Supplied records =
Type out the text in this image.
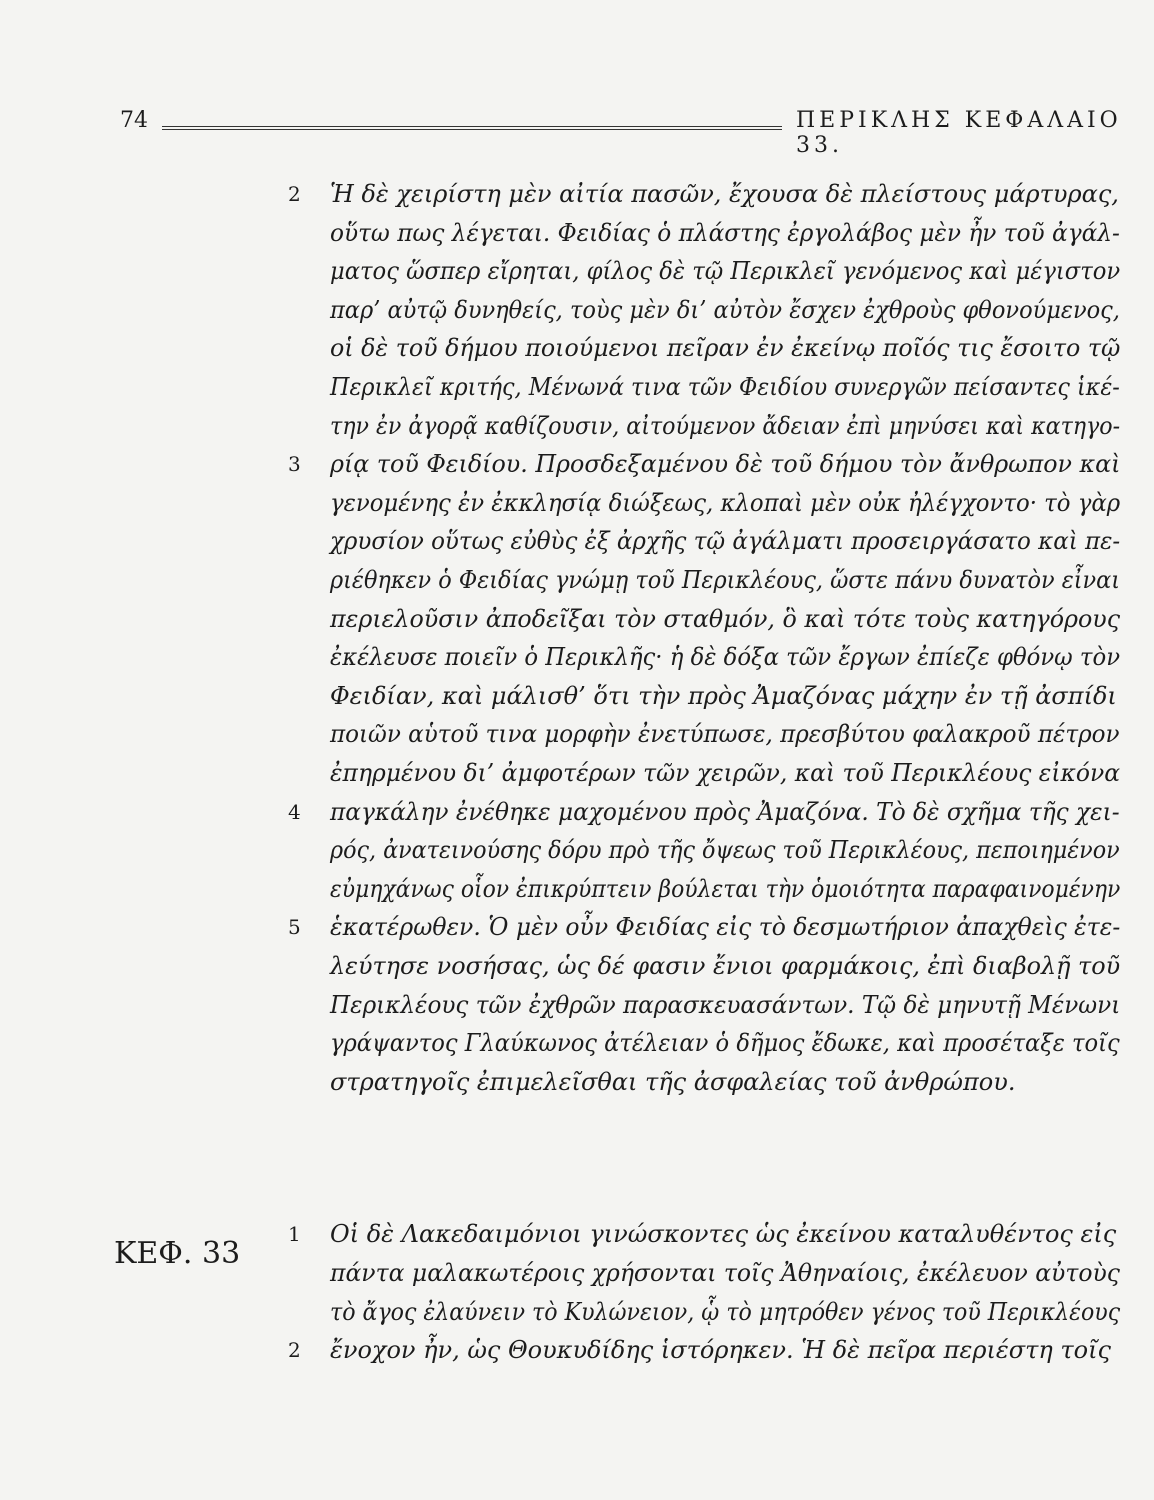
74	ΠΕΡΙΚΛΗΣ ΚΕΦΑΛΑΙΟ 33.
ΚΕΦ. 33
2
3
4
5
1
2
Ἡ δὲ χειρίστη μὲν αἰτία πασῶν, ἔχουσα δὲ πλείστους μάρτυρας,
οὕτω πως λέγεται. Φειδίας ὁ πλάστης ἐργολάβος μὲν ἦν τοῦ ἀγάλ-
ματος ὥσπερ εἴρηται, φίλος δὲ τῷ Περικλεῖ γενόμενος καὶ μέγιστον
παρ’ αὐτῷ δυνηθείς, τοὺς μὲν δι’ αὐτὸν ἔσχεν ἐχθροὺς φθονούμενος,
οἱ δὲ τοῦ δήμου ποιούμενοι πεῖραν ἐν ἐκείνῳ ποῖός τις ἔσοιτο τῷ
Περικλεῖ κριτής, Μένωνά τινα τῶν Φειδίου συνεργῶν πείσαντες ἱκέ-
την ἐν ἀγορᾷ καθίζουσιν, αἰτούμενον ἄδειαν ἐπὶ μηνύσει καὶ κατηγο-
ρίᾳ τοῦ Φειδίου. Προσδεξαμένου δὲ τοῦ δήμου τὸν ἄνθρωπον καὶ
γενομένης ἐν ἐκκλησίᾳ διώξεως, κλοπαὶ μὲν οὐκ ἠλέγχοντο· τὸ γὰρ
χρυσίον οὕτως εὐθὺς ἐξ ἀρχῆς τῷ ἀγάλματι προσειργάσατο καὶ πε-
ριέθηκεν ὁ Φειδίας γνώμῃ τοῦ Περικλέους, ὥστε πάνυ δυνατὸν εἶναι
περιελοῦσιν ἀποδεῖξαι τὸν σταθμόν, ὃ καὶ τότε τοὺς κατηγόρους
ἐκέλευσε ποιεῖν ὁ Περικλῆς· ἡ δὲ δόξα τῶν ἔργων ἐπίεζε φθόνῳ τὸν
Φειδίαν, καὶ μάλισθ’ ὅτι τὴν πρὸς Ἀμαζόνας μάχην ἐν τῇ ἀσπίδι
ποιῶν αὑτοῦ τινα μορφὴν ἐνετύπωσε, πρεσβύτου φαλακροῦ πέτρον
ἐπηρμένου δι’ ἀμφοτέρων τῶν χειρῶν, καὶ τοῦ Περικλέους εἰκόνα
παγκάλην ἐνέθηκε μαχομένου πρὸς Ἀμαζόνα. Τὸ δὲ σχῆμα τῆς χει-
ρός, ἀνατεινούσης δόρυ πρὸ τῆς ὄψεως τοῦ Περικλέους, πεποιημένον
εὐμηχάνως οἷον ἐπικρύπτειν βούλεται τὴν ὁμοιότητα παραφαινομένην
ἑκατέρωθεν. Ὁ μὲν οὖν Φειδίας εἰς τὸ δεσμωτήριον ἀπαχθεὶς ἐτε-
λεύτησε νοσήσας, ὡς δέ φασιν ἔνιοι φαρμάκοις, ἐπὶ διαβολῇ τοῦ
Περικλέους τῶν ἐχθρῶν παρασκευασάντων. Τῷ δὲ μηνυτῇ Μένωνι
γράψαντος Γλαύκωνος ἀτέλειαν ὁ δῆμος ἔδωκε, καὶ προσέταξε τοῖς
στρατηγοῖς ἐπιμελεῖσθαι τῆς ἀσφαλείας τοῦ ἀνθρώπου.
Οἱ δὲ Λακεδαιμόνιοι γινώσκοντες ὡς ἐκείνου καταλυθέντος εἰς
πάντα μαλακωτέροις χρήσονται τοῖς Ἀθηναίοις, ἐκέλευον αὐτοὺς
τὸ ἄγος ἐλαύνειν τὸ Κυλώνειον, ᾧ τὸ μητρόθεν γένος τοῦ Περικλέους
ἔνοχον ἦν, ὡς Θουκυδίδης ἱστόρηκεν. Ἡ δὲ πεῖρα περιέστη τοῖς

Objective = Take the records above and transcribe them exactly, dropping every picture.

The completed task =
Type out the text in this image.
74	ΠΕΡΙΚΛΗΣ ΚΕΦΑΛΑΙΟ 33.
ΚΕΦ. 33
2
3
4
5
1
2
Ἡ δὲ χειρίστη μὲν αἰτία πασῶν, ἔχουσα δὲ πλείστους μάρτυρας,
οὕτω πως λέγεται. Φειδίας ὁ πλάστης ἐργολάβος μὲν ἦν τοῦ ἀγάλ-
ματος ὥσπερ εἴρηται, φίλος δὲ τῷ Περικλεῖ γενόμενος καὶ μέγιστον
παρ’ αὐτῷ δυνηθείς, τοὺς μὲν δι’ αὐτὸν ἔσχεν ἐχθροὺς φθονούμενος,
οἱ δὲ τοῦ δήμου ποιούμενοι πεῖραν ἐν ἐκείνῳ ποῖός τις ἔσοιτο τῷ
Περικλεῖ κριτής, Μένωνά τινα τῶν Φειδίου συνεργῶν πείσαντες ἱκέ-
την ἐν ἀγορᾷ καθίζουσιν, αἰτούμενον ἄδειαν ἐπὶ μηνύσει καὶ κατηγο-
ρίᾳ τοῦ Φειδίου. Προσδεξαμένου δὲ τοῦ δήμου τὸν ἄνθρωπον καὶ
γενομένης ἐν ἐκκλησίᾳ διώξεως, κλοπαὶ μὲν οὐκ ἠλέγχοντο· τὸ γὰρ
χρυσίον οὕτως εὐθὺς ἐξ ἀρχῆς τῷ ἀγάλματι προσειργάσατο καὶ πε-
ριέθηκεν ὁ Φειδίας γνώμῃ τοῦ Περικλέους, ὥστε πάνυ δυνατὸν εἶναι
περιελοῦσιν ἀποδεῖξαι τὸν σταθμόν, ὃ καὶ τότε τοὺς κατηγόρους
ἐκέλευσε ποιεῖν ὁ Περικλῆς· ἡ δὲ δόξα τῶν ἔργων ἐπίεζε φθόνῳ τὸν
Φειδίαν, καὶ μάλισθ’ ὅτι τὴν πρὸς Ἀμαζόνας μάχην ἐν τῇ ἀσπίδι
ποιῶν αὑτοῦ τινα μορφὴν ἐνετύπωσε, πρεσβύτου φαλακροῦ πέτρον
ἐπηρμένου δι’ ἀμφοτέρων τῶν χειρῶν, καὶ τοῦ Περικλέους εἰκόνα
παγκάλην ἐνέθηκε μαχομένου πρὸς Ἀμαζόνα. Τὸ δὲ σχῆμα τῆς χει-
ρός, ἀνατεινούσης δόρυ πρὸ τῆς ὄψεως τοῦ Περικλέους, πεποιημένον
εὐμηχάνως οἷον ἐπικρύπτειν βούλεται τὴν ὁμοιότητα παραφαινομένην
ἑκατέρωθεν. Ὁ μὲν οὖν Φειδίας εἰς τὸ δεσμωτήριον ἀπαχθεὶς ἐτε-
λεύτησε νοσήσας, ὡς δέ φασιν ἔνιοι φαρμάκοις, ἐπὶ διαβολῇ τοῦ
Περικλέους τῶν ἐχθρῶν παρασκευασάντων. Τῷ δὲ μηνυτῇ Μένωνι
γράψαντος Γλαύκωνος ἀτέλειαν ὁ δῆμος ἔδωκε, καὶ προσέταξε τοῖς
στρατηγοῖς ἐπιμελεῖσθαι τῆς ἀσφαλείας τοῦ ἀνθρώπου.
Οἱ δὲ Λακεδαιμόνιοι γινώσκοντες ὡς ἐκείνου καταλυθέντος εἰς
πάντα μαλακωτέροις χρήσονται τοῖς Ἀθηναίοις, ἐκέλευον αὐτοὺς
τὸ ἄγος ἐλαύνειν τὸ Κυλώνειον, ᾧ τὸ μητρόθεν γένος τοῦ Περικλέους
ἔνοχον ἦν, ὡς Θουκυδίδης ἱστόρηκεν. Ἡ δὲ πεῖρα περιέστη τοῖς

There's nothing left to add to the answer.